[Saved entries]
______________________________
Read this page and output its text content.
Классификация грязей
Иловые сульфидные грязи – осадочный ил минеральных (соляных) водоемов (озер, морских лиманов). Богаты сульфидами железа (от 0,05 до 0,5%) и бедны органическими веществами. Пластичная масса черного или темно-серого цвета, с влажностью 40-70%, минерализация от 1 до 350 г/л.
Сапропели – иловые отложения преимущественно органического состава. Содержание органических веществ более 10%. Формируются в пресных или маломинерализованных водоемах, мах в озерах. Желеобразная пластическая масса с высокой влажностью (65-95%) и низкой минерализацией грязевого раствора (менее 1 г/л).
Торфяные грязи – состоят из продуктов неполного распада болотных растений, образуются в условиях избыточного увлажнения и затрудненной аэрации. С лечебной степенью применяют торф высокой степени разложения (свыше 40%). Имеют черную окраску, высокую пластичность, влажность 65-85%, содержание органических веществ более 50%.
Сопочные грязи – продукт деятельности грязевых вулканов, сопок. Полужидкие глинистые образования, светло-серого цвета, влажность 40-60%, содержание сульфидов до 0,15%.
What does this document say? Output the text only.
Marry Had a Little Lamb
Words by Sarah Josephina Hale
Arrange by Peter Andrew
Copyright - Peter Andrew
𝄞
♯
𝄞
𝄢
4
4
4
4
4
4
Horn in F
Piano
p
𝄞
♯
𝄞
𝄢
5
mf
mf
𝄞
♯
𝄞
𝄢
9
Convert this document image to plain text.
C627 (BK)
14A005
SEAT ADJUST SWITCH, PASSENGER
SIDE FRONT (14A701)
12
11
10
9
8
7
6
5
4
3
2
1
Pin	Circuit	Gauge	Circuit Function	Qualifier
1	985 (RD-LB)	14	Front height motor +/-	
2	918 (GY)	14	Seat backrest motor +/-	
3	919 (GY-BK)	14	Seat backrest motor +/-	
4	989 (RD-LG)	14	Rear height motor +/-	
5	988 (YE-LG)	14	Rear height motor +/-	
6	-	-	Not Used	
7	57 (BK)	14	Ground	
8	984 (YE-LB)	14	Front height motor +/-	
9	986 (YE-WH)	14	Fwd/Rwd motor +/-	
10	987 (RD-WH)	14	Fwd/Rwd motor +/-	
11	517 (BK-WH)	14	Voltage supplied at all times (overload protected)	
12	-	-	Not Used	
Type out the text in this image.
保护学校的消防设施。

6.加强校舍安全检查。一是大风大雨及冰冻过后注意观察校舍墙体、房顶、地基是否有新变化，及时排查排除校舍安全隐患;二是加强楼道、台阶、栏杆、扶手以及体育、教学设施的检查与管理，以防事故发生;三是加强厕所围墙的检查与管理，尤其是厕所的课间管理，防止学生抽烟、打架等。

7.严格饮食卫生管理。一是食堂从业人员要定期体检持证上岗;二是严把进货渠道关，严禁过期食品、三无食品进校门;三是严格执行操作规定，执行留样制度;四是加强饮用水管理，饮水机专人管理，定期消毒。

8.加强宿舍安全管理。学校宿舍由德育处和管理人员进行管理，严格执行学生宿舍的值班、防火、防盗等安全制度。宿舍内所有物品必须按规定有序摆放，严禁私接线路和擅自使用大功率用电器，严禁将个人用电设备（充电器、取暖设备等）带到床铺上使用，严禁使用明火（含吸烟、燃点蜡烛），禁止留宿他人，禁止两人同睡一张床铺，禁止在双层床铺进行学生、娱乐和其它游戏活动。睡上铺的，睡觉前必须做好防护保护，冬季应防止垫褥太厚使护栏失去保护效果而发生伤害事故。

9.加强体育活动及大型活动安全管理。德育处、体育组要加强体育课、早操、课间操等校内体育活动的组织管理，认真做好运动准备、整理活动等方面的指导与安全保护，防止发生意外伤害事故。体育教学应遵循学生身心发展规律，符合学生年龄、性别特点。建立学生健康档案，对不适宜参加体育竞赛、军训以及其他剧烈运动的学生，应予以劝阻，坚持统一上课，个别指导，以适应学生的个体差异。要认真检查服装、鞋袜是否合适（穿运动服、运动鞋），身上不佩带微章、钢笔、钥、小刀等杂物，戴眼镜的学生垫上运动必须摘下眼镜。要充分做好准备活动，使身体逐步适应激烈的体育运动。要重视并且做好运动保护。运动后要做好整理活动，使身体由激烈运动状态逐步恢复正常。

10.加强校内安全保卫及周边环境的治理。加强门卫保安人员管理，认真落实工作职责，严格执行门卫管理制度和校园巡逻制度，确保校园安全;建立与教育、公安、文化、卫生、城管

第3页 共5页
______________________________
**WHAT IS NEEDED**
Copy the material above back out, exactly as written.

**RESPONSE**
Read this page and output its text content.
Классификация грязей
Иловые сульфидные грязи – осадочный ил минеральных (соляных) водоемов (озер, морских лиманов). Богаты сульфидами железа (от 0,05 до 0,5%) и бедны органическими веществами. Пластичная масса черного или темно-серого цвета, с влажностью 40-70%, минерализация от 1 до 350 г/л.
Сапропели – иловые отложения преимущественно органического состава. Содержание органических веществ более 10%. Формируются в пресных или маломинерализованных водоемах, мах в озерах. Желеобразная пластическая масса с высокой влажностью (65-95%) и низкой минерализацией грязевого раствора (менее 1 г/л).
Торфяные грязи – состоят из продуктов неполного распада болотных растений, образуются в условиях избыточного увлажнения и затрудненной аэрации. С лечебной степенью применяют торф высокой степени разложения (свыше 40%). Имеют черную окраску, высокую пластичность, влажность 65-85%, содержание органических веществ более 50%.
Сопочные грязи – продукт деятельности грязевых вулканов, сопок. Полужидкие глинистые образования, светло-серого цвета, влажность 40-60%, содержание сульфидов до 0,15%.
What does this document say? Output the text only.
Marry Had a Little Lamb
Words by Sarah Josephina Hale
Arrange by Peter Andrew
Copyright - Peter Andrew
𝄞
♯
𝄞
𝄢
4
4
4
4
4
4
Horn in F
Piano
p
𝄞
♯
𝄞
𝄢
5
mf
mf
𝄞
♯
𝄞
𝄢
9
Convert this document image to plain text.
C627 (BK)
14A005
SEAT ADJUST SWITCH, PASSENGER
SIDE FRONT (14A701)
12
11
10
9
8
7
6
5
4
3
2
1
Pin	Circuit	Gauge	Circuit Function	Qualifier
1	985 (RD-LB)	14	Front height motor +/-	
2	918 (GY)	14	Seat backrest motor +/-	
3	919 (GY-BK)	14	Seat backrest motor +/-	
4	989 (RD-LG)	14	Rear height motor +/-	
5	988 (YE-LG)	14	Rear height motor +/-	
6	-	-	Not Used	
7	57 (BK)	14	Ground	
8	984 (YE-LB)	14	Front height motor +/-	
9	986 (YE-WH)	14	Fwd/Rwd motor +/-	
10	987 (RD-WH)	14	Fwd/Rwd motor +/-	
11	517 (BK-WH)	14	Voltage supplied at all times (overload protected)	
12	-	-	Not Used	
Type out the text in this image.
保护学校的消防设施。

6.加强校舍安全检查。一是大风大雨及冰冻过后注意观察校舍墙体、房顶、地基是否有新变化，及时排查排除校舍安全隐患;二是加强楼道、台阶、栏杆、扶手以及体育、教学设施的检查与管理，以防事故发生;三是加强厕所围墙的检查与管理，尤其是厕所的课间管理，防止学生抽烟、打架等。

7.严格饮食卫生管理。一是食堂从业人员要定期体检持证上岗;二是严把进货渠道关，严禁过期食品、三无食品进校门;三是严格执行操作规定，执行留样制度;四是加强饮用水管理，饮水机专人管理，定期消毒。

8.加强宿舍安全管理。学校宿舍由德育处和管理人员进行管理，严格执行学生宿舍的值班、防火、防盗等安全制度。宿舍内所有物品必须按规定有序摆放，严禁私接线路和擅自使用大功率用电器，严禁将个人用电设备（充电器、取暖设备等）带到床铺上使用，严禁使用明火（含吸烟、燃点蜡烛），禁止留宿他人，禁止两人同睡一张床铺，禁止在双层床铺进行学生、娱乐和其它游戏活动。睡上铺的，睡觉前必须做好防护保护，冬季应防止垫褥太厚使护栏失去保护效果而发生伤害事故。

9.加强体育活动及大型活动安全管理。德育处、体育组要加强体育课、早操、课间操等校内体育活动的组织管理，认真做好运动准备、整理活动等方面的指导与安全保护，防止发生意外伤害事故。体育教学应遵循学生身心发展规律，符合学生年龄、性别特点。建立学生健康档案，对不适宜参加体育竞赛、军训以及其他剧烈运动的学生，应予以劝阻，坚持统一上课，个别指导，以适应学生的个体差异。要认真检查服装、鞋袜是否合适（穿运动服、运动鞋），身上不佩带微章、钢笔、钥、小刀等杂物，戴眼镜的学生垫上运动必须摘下眼镜。要充分做好准备活动，使身体逐步适应激烈的体育运动。要重视并且做好运动保护。运动后要做好整理活动，使身体由激烈运动状态逐步恢复正常。

10.加强校内安全保卫及周边环境的治理。加强门卫保安人员管理，认真落实工作职责，严格执行门卫管理制度和校园巡逻制度，确保校园安全;建立与教育、公安、文化、卫生、城管

第3页 共5页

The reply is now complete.